WHAT YOU ARE ASKED TO DO: Retype the data that follows line by line, exactly, and leave its pictures out.

** START OF LISTING **

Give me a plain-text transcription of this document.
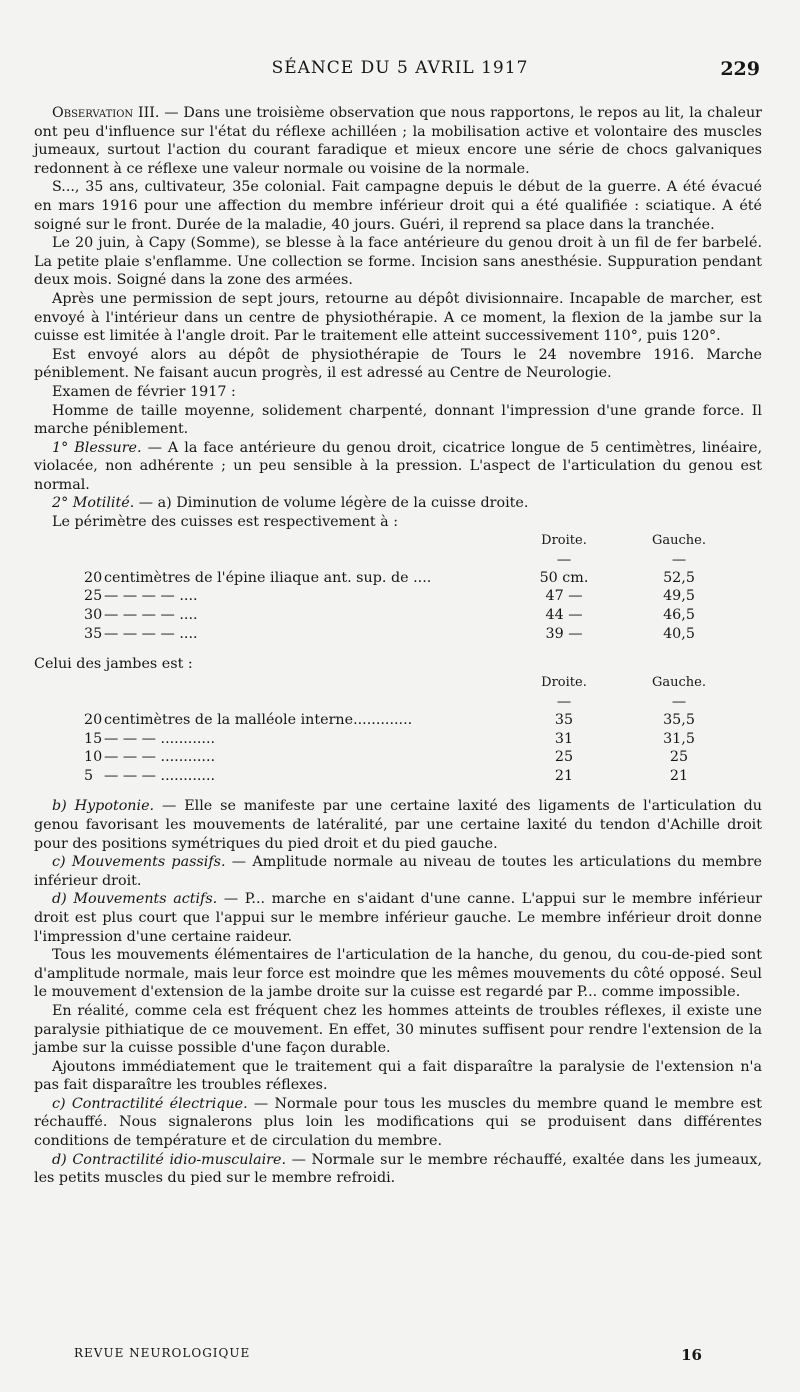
SÉANCE DU 5 AVRIL 1917	229

Observation III. — Dans une troisième observation que nous rapportons, le repos au lit, la chaleur ont peu d'influence sur l'état du réflexe achilléen ; la mobilisation active et volontaire des muscles jumeaux, surtout l'action du courant faradique et mieux encore une série de chocs galvaniques redonnent à ce réflexe une valeur normale ou voisine de la normale.

S..., 35 ans, cultivateur, 35e colonial. Fait campagne depuis le début de la guerre. A été évacué en mars 1916 pour une affection du membre inférieur droit qui a été qualifiée : sciatique. A été soigné sur le front. Durée de la maladie, 40 jours. Guéri, il reprend sa place dans la tranchée.

Le 20 juin, à Capy (Somme), se blesse à la face antérieure du genou droit à un fil de fer barbelé. La petite plaie s'enflamme. Une collection se forme. Incision sans anesthésie. Suppuration pendant deux mois. Soigné dans la zone des armées.

Après une permission de sept jours, retourne au dépôt divisionnaire. Incapable de marcher, est envoyé à l'intérieur dans un centre de physiothérapie. A ce moment, la flexion de la jambe sur la cuisse est limitée à l'angle droit. Par le traitement elle atteint successivement 110°, puis 120°.

Est envoyé alors au dépôt de physiothérapie de Tours le 24 novembre 1916. Marche péniblement. Ne faisant aucun progrès, il est adressé au Centre de Neurologie.

Examen de février 1917 :

Homme de taille moyenne, solidement charpenté, donnant l'impression d'une grande force. Il marche péniblement.

1° Blessure. — A la face antérieure du genou droit, cicatrice longue de 5 centimètres, linéaire, violacée, non adhérente ; un peu sensible à la pression. L'aspect de l'articulation du genou est normal.

2° Motilité. — a) Diminution de volume légère de la cuisse droite.

Le périmètre des cuisses est respectivement à :

		Droite.	Gauche.
		—	—
20	centimètres de l'épine iliaque ant. sup. de ....	50 cm.	52,5
25	— — — — ....	47 —	49,5
30	— — — — ....	44 —	46,5
35	— — — — ....	39 —	40,5

Celui des jambes est :

		Droite.	Gauche.
		—	—
20	centimètres de la malléole interne.............	35	35,5
15	— — — ............	31	31,5
10	— — — ............	25	25
5	— — — ............	21	21

b) Hypotonie. — Elle se manifeste par une certaine laxité des ligaments de l'articulation du genou favorisant les mouvements de latéralité, par une certaine laxité du tendon d'Achille droit pour des positions symétriques du pied droit et du pied gauche.

c) Mouvements passifs. — Amplitude normale au niveau de toutes les articulations du membre inférieur droit.

d) Mouvements actifs. — P... marche en s'aidant d'une canne. L'appui sur le membre inférieur droit est plus court que l'appui sur le membre inférieur gauche. Le membre inférieur droit donne l'impression d'une certaine raideur.

Tous les mouvements élémentaires de l'articulation de la hanche, du genou, du cou-de-pied sont d'amplitude normale, mais leur force est moindre que les mêmes mouvements du côté opposé. Seul le mouvement d'extension de la jambe droite sur la cuisse est regardé par P... comme impossible.

En réalité, comme cela est fréquent chez les hommes atteints de troubles réflexes, il existe une paralysie pithiatique de ce mouvement. En effet, 30 minutes suffisent pour rendre l'extension de la jambe sur la cuisse possible d'une façon durable.

Ajoutons immédiatement que le traitement qui a fait disparaître la paralysie de l'extension n'a pas fait disparaître les troubles réflexes.

c) Contractilité électrique. — Normale pour tous les muscles du membre quand le membre est réchauffé. Nous signalerons plus loin les modifications qui se produisent dans différentes conditions de température et de circulation du membre.

d) Contractilité idio-musculaire. — Normale sur le membre réchauffé, exaltée dans les jumeaux, les petits muscles du pied sur le membre refroidi.

REVUE NEUROLOGIQUE	16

** END OF LISTING **

RESULT OF THE TASK:
Give me a plain-text transcription of this document.
SÉANCE DU 5 AVRIL 1917	229

Observation III. — Dans une troisième observation que nous rapportons, le repos au lit, la chaleur ont peu d'influence sur l'état du réflexe achilléen ; la mobilisation active et volontaire des muscles jumeaux, surtout l'action du courant faradique et mieux encore une série de chocs galvaniques redonnent à ce réflexe une valeur normale ou voisine de la normale.

S..., 35 ans, cultivateur, 35e colonial. Fait campagne depuis le début de la guerre. A été évacué en mars 1916 pour une affection du membre inférieur droit qui a été qualifiée : sciatique. A été soigné sur le front. Durée de la maladie, 40 jours. Guéri, il reprend sa place dans la tranchée.

Le 20 juin, à Capy (Somme), se blesse à la face antérieure du genou droit à un fil de fer barbelé. La petite plaie s'enflamme. Une collection se forme. Incision sans anesthésie. Suppuration pendant deux mois. Soigné dans la zone des armées.

Après une permission de sept jours, retourne au dépôt divisionnaire. Incapable de marcher, est envoyé à l'intérieur dans un centre de physiothérapie. A ce moment, la flexion de la jambe sur la cuisse est limitée à l'angle droit. Par le traitement elle atteint successivement 110°, puis 120°.

Est envoyé alors au dépôt de physiothérapie de Tours le 24 novembre 1916. Marche péniblement. Ne faisant aucun progrès, il est adressé au Centre de Neurologie.

Examen de février 1917 :

Homme de taille moyenne, solidement charpenté, donnant l'impression d'une grande force. Il marche péniblement.

1° Blessure. — A la face antérieure du genou droit, cicatrice longue de 5 centimètres, linéaire, violacée, non adhérente ; un peu sensible à la pression. L'aspect de l'articulation du genou est normal.

2° Motilité. — a) Diminution de volume légère de la cuisse droite.

Le périmètre des cuisses est respectivement à :

		Droite.	Gauche.
		—	—
20	centimètres de l'épine iliaque ant. sup. de ....	50 cm.	52,5
25	— — — — ....	47 —	49,5
30	— — — — ....	44 —	46,5
35	— — — — ....	39 —	40,5

Celui des jambes est :

		Droite.	Gauche.
		—	—
20	centimètres de la malléole interne.............	35	35,5
15	— — — ............	31	31,5
10	— — — ............	25	25
5	— — — ............	21	21

b) Hypotonie. — Elle se manifeste par une certaine laxité des ligaments de l'articulation du genou favorisant les mouvements de latéralité, par une certaine laxité du tendon d'Achille droit pour des positions symétriques du pied droit et du pied gauche.

c) Mouvements passifs. — Amplitude normale au niveau de toutes les articulations du membre inférieur droit.

d) Mouvements actifs. — P... marche en s'aidant d'une canne. L'appui sur le membre inférieur droit est plus court que l'appui sur le membre inférieur gauche. Le membre inférieur droit donne l'impression d'une certaine raideur.

Tous les mouvements élémentaires de l'articulation de la hanche, du genou, du cou-de-pied sont d'amplitude normale, mais leur force est moindre que les mêmes mouvements du côté opposé. Seul le mouvement d'extension de la jambe droite sur la cuisse est regardé par P... comme impossible.

En réalité, comme cela est fréquent chez les hommes atteints de troubles réflexes, il existe une paralysie pithiatique de ce mouvement. En effet, 30 minutes suffisent pour rendre l'extension de la jambe sur la cuisse possible d'une façon durable.

Ajoutons immédiatement que le traitement qui a fait disparaître la paralysie de l'extension n'a pas fait disparaître les troubles réflexes.

c) Contractilité électrique. — Normale pour tous les muscles du membre quand le membre est réchauffé. Nous signalerons plus loin les modifications qui se produisent dans différentes conditions de température et de circulation du membre.

d) Contractilité idio-musculaire. — Normale sur le membre réchauffé, exaltée dans les jumeaux, les petits muscles du pied sur le membre refroidi.

REVUE NEUROLOGIQUE	16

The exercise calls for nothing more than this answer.